SET PROBLEM
Find each line with the word "JSON" and state how many there are, nothing more.

************

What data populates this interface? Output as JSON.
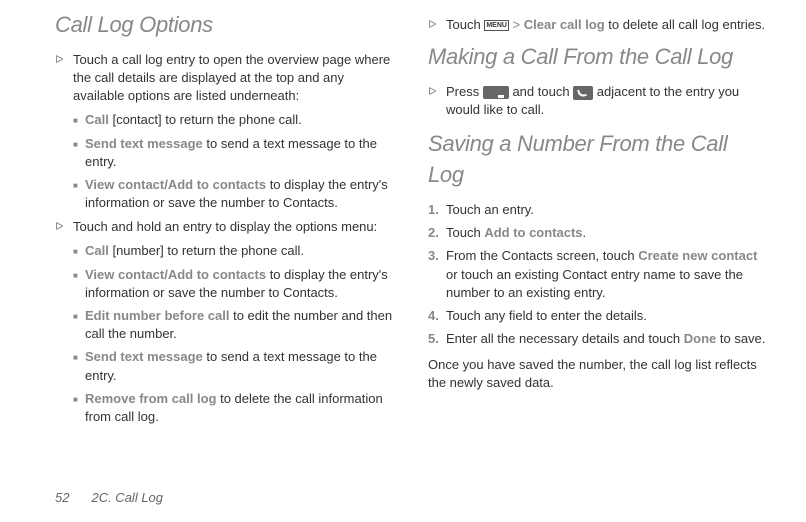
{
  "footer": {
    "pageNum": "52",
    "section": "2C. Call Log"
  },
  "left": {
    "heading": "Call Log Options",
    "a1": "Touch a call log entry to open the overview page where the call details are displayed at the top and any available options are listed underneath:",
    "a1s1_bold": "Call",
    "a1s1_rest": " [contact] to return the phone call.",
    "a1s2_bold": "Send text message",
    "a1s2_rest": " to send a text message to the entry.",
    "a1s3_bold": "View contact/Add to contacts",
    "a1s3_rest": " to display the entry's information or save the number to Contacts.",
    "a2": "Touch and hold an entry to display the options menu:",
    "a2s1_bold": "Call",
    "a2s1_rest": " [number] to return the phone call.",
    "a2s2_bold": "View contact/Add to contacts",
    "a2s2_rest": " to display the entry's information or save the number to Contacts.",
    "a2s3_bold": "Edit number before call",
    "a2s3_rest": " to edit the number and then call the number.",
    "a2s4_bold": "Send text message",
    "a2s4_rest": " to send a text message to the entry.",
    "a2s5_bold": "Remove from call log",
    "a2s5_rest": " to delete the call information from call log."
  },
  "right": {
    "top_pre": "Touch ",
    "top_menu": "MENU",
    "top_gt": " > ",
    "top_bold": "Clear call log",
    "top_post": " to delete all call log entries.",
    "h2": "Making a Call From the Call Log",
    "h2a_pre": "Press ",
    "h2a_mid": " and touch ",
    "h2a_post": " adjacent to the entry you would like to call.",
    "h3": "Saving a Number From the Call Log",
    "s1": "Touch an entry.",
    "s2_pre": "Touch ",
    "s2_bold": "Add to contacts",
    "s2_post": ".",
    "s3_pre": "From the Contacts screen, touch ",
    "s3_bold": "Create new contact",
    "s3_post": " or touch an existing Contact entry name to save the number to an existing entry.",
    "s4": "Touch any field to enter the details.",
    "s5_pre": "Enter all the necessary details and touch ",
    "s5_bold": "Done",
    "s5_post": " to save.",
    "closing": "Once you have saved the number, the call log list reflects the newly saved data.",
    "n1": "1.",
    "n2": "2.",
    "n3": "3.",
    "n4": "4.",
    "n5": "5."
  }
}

************

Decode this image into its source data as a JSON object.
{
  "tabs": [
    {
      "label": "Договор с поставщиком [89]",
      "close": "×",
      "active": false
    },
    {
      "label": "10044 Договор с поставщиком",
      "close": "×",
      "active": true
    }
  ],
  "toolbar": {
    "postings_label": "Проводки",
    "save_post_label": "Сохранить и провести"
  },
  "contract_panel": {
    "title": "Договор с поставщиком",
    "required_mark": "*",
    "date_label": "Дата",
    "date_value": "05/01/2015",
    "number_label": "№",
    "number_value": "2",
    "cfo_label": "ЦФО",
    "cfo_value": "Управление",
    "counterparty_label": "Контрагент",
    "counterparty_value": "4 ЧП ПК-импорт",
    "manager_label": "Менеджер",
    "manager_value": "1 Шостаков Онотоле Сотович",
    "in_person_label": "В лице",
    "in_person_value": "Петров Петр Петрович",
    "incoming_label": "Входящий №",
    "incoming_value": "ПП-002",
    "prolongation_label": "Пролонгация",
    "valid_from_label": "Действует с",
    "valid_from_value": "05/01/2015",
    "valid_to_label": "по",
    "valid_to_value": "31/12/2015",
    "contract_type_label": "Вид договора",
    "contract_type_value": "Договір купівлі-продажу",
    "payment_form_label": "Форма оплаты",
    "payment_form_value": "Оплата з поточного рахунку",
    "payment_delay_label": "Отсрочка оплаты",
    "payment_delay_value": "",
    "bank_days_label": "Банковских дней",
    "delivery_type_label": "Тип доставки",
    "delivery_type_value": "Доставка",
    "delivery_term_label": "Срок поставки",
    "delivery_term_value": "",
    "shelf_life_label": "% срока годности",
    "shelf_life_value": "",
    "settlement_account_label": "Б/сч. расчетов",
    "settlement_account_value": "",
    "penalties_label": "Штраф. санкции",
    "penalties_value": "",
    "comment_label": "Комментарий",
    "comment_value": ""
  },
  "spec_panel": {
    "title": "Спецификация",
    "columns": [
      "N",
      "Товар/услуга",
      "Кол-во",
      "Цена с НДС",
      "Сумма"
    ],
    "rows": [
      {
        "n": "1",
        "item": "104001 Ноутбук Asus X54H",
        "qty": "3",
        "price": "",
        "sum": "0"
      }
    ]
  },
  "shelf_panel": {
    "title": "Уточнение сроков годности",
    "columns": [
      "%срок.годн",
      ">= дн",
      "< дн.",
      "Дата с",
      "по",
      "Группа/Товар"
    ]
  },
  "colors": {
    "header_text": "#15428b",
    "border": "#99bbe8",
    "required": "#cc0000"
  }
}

************

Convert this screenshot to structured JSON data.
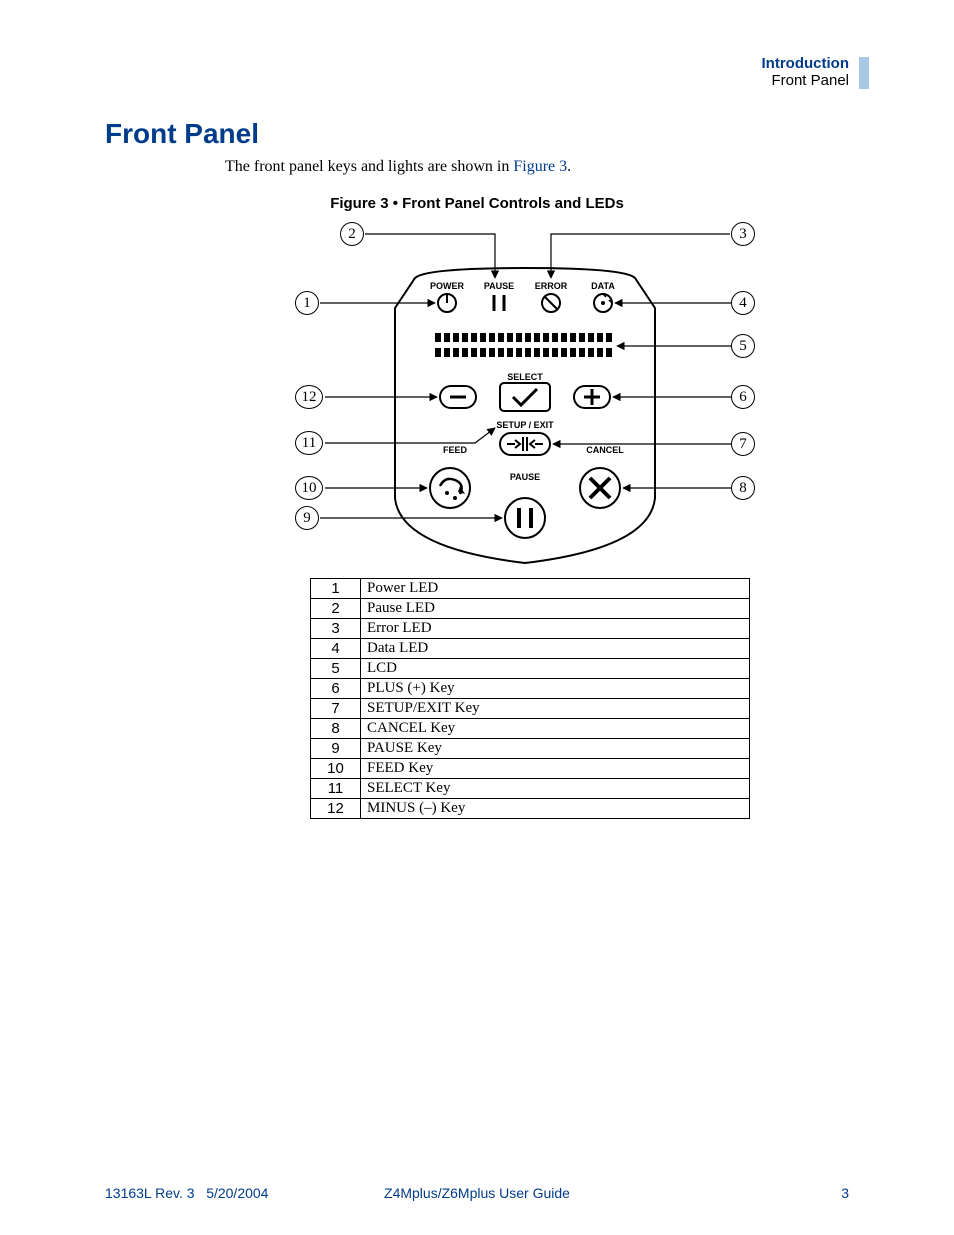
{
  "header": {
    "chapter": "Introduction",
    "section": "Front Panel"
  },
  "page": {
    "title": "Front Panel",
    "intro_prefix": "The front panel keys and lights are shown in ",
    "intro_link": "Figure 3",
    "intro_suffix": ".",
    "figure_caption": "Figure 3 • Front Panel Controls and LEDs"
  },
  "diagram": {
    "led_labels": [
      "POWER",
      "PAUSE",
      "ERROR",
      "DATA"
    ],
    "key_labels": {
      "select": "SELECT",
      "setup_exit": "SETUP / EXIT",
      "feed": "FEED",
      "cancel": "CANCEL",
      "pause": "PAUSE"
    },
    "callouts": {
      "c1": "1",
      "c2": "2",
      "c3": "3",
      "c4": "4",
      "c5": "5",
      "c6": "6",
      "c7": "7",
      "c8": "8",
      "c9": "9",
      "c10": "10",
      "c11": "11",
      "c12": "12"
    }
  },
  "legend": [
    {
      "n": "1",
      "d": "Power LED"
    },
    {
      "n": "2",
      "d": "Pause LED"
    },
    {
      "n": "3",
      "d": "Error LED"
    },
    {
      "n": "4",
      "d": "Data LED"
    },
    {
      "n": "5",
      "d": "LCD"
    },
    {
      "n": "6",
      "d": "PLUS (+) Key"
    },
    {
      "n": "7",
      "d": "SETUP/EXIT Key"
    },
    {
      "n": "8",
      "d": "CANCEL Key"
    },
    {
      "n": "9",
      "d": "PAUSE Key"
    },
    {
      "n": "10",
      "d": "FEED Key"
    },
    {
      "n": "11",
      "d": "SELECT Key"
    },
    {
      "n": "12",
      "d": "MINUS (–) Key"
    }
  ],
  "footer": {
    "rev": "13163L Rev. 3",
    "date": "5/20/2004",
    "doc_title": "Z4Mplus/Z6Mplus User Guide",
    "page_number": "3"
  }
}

************

TASK SOLUTION
3